- _Short exercise_
Among the lines of this listing, determine how many contain the string "JSON". Answer with the number only.
______________________________
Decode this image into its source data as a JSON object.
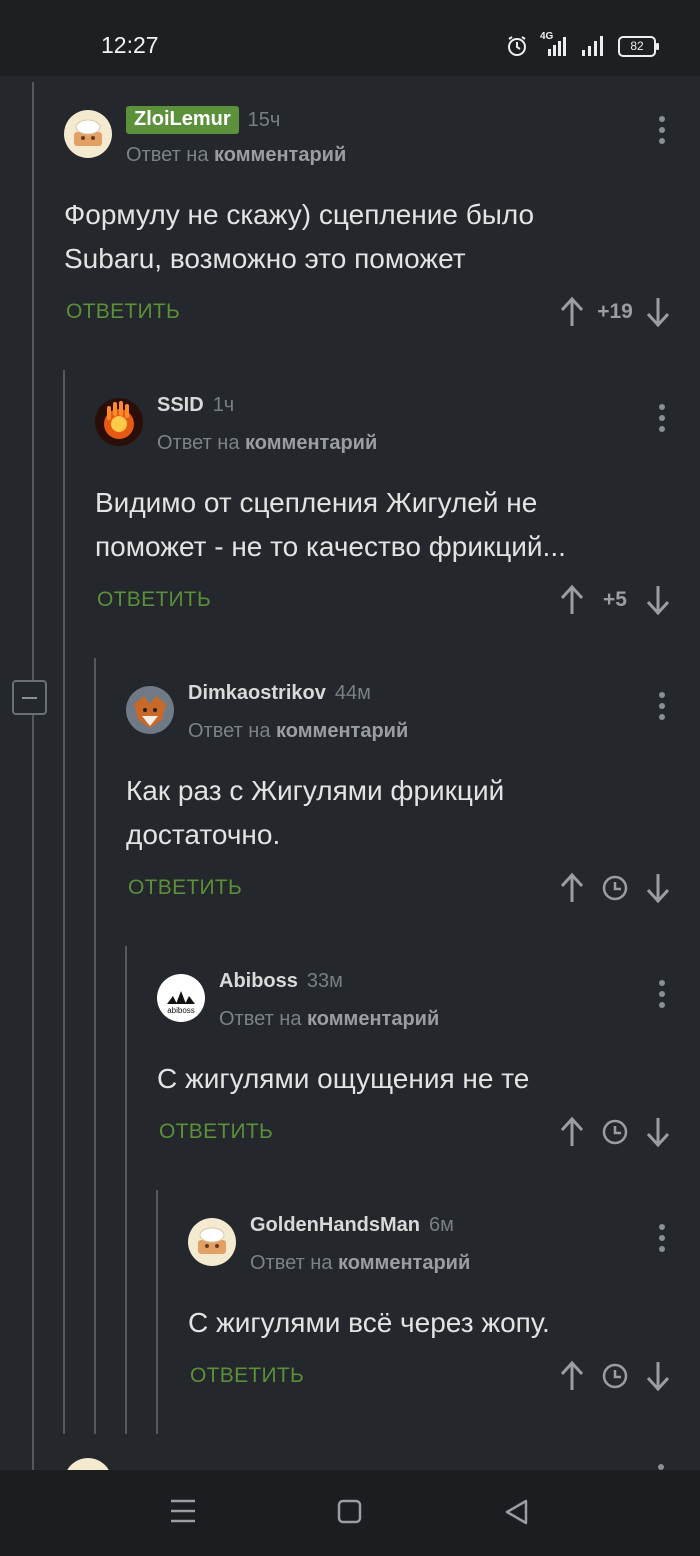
{
  "status_bar": {
    "time": "12:27",
    "network": "4G",
    "battery": "82"
  },
  "comments": [
    {
      "author": "ZloiLemur",
      "age": "15ч",
      "reply_prefix": "Ответ на",
      "reply_target": "комментарий",
      "text_lines": [
        "Формулу не скажу) сцепление было",
        "Subaru, возможно это поможет"
      ],
      "reply_label": "ОТВЕТИТЬ",
      "score": "+19"
    },
    {
      "author": "SSID",
      "age": "1ч",
      "reply_prefix": "Ответ на",
      "reply_target": "комментарий",
      "text_lines": [
        "Видимо от сцепления Жигулей не",
        "поможет - не то качество фрикций..."
      ],
      "reply_label": "ОТВЕТИТЬ",
      "score": "+5"
    },
    {
      "author": "Dimkaostrikov",
      "age": "44м",
      "reply_prefix": "Ответ на",
      "reply_target": "комментарий",
      "text_lines": [
        "Как раз с Жигулями фрикций",
        "достаточно."
      ],
      "reply_label": "ОТВЕТИТЬ",
      "score": ""
    },
    {
      "author": "Abiboss",
      "age": "33м",
      "reply_prefix": "Ответ на",
      "reply_target": "комментарий",
      "text_lines": [
        "С жигулями ощущения не те"
      ],
      "reply_label": "ОТВЕТИТЬ",
      "score": "",
      "avatar_text": "abiboss"
    },
    {
      "author": "GoldenHandsMan",
      "age": "6м",
      "reply_prefix": "Ответ на",
      "reply_target": "комментарий",
      "text_lines": [
        "С жигулями всё через жопу."
      ],
      "reply_label": "ОТВЕТИТЬ",
      "score": ""
    }
  ],
  "colors": {
    "background": "#24272b",
    "accent_green": "#5b8f3a",
    "author_highlight": "#5c913b"
  }
}
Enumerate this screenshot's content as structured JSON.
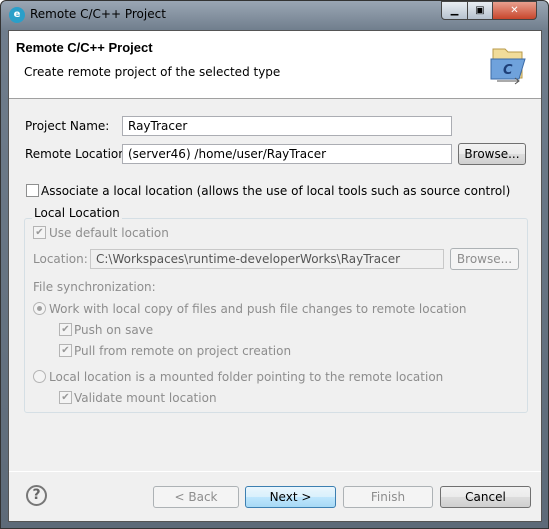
{
  "window": {
    "title": "Remote C/C++ Project",
    "app_icon": "eclipse-cdt-icon",
    "controls": [
      "minimize",
      "maximize",
      "close"
    ]
  },
  "header": {
    "title": "Remote C/C++ Project",
    "description": "Create remote project of the selected type",
    "banner_icon": "c-project-folder-icon"
  },
  "form": {
    "project_name_label": "Project Name:",
    "project_name_value": "RayTracer",
    "remote_location_label": "Remote Location:",
    "remote_location_value": "(server46) /home/user/RayTracer",
    "browse_label": "Browse...",
    "associate_label": "Associate a local location (allows the use of local tools such as source control)",
    "associate_checked": false
  },
  "local": {
    "group_title": "Local Location",
    "use_default_label": "Use default location",
    "use_default_checked": true,
    "location_label": "Location:",
    "location_value": "C:\\Workspaces\\runtime-developerWorks\\RayTracer",
    "browse_label": "Browse...",
    "sync_label": "File synchronization:",
    "radio_work_local": "Work with local copy of files and push file changes to remote location",
    "push_on_save": "Push on save",
    "pull_on_create": "Pull from remote on project creation",
    "radio_mounted": "Local location is a mounted folder pointing to the remote location",
    "validate_mount": "Validate mount location",
    "selected_sync": "work-local"
  },
  "footer": {
    "back": "< Back",
    "next": "Next >",
    "finish": "Finish",
    "cancel": "Cancel",
    "help_icon": "help-icon"
  }
}
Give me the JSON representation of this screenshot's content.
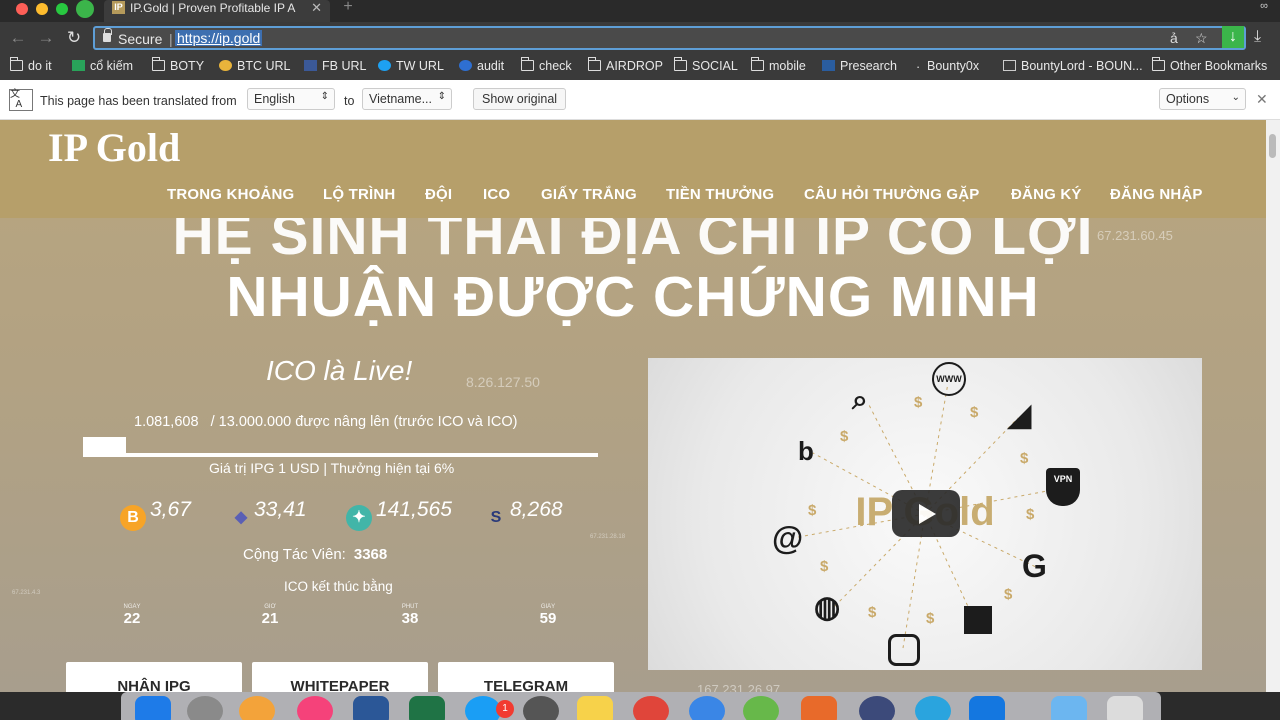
{
  "browser": {
    "tab_title": "IP.Gold | Proven Profitable IP A",
    "tab_favicon": "IP",
    "secure_label": "Secure",
    "separator": "|",
    "url": "https://ip.gold",
    "bookmarks": [
      "do it",
      "cổ kiếm",
      "BOTY",
      "BTC URL",
      "FB URL",
      "TW URL",
      "audit",
      "check",
      "AIRDROP",
      "SOCIAL",
      "mobile",
      "Presearch",
      "Bounty0x",
      "BountyLord - BOUN...",
      "Other Bookmarks"
    ]
  },
  "translate_bar": {
    "message": "This page has been translated from",
    "from_language": "English",
    "to_word": "to",
    "to_language": "Vietname...",
    "show_original": "Show original",
    "options": "Options"
  },
  "site": {
    "logo": "IP Gold",
    "nav": [
      "TRONG KHOẢNG",
      "LỘ TRÌNH",
      "ĐỘI",
      "ICO",
      "GIẤY TRẮNG",
      "TIỀN THƯỞNG",
      "CÂU HỎI THƯỜNG GẶP",
      "ĐĂNG KÝ",
      "ĐĂNG NHẬP"
    ],
    "hero_line1": "HỆ SINH THÁI ĐỊA CHỈ IP CÓ LỢI",
    "hero_line2": "NHUẬN ĐƯỢC CHỨNG MINH",
    "floating_ips": [
      "67.231.60.45",
      "8.26.127.50",
      "67.231.28.18",
      "67.231.4.3",
      "167.231.26.97"
    ]
  },
  "ico": {
    "status": "ICO là Live!",
    "raised": "1.081,608",
    "target_text": "/ 13.000.000 được nâng lên (trước ICO và ICO)",
    "progress_fraction": 0.0832,
    "price_note": "Giá trị IPG 1 USD | Thưởng hiện tại 6%",
    "coins": [
      {
        "icon": "bitcoin-icon",
        "value": "3,67",
        "color": "#f7a427"
      },
      {
        "icon": "ethereum-icon",
        "value": "33,41",
        "color": "#5a5fb5"
      },
      {
        "icon": "nem-icon",
        "value": "141,565",
        "color": "#42b5a8"
      },
      {
        "icon": "waves-icon",
        "value": "8,268",
        "color": "#2a3a7a"
      }
    ],
    "affiliates_label": "Cộng Tác Viên:",
    "affiliates_count": "3368",
    "ends_label": "ICO kết thúc bằng",
    "countdown": [
      {
        "label": "NGÀY",
        "value": "22"
      },
      {
        "label": "GIỜ",
        "value": "21"
      },
      {
        "label": "PHÚT",
        "value": "38"
      },
      {
        "label": "GIÂY",
        "value": "59"
      }
    ],
    "buttons": [
      "NHẬN IPG",
      "WHITEPAPER",
      "TELEGRAM"
    ]
  },
  "video": {
    "title": "IP Gold",
    "icons": [
      "search-icon",
      "www-icon",
      "vpn-icon",
      "google-icon",
      "bing-icon",
      "at-icon",
      "globe-icon",
      "instagram-icon",
      "server-icon",
      "arrow-logo-icon"
    ]
  }
}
______________________________
- _Response below_
3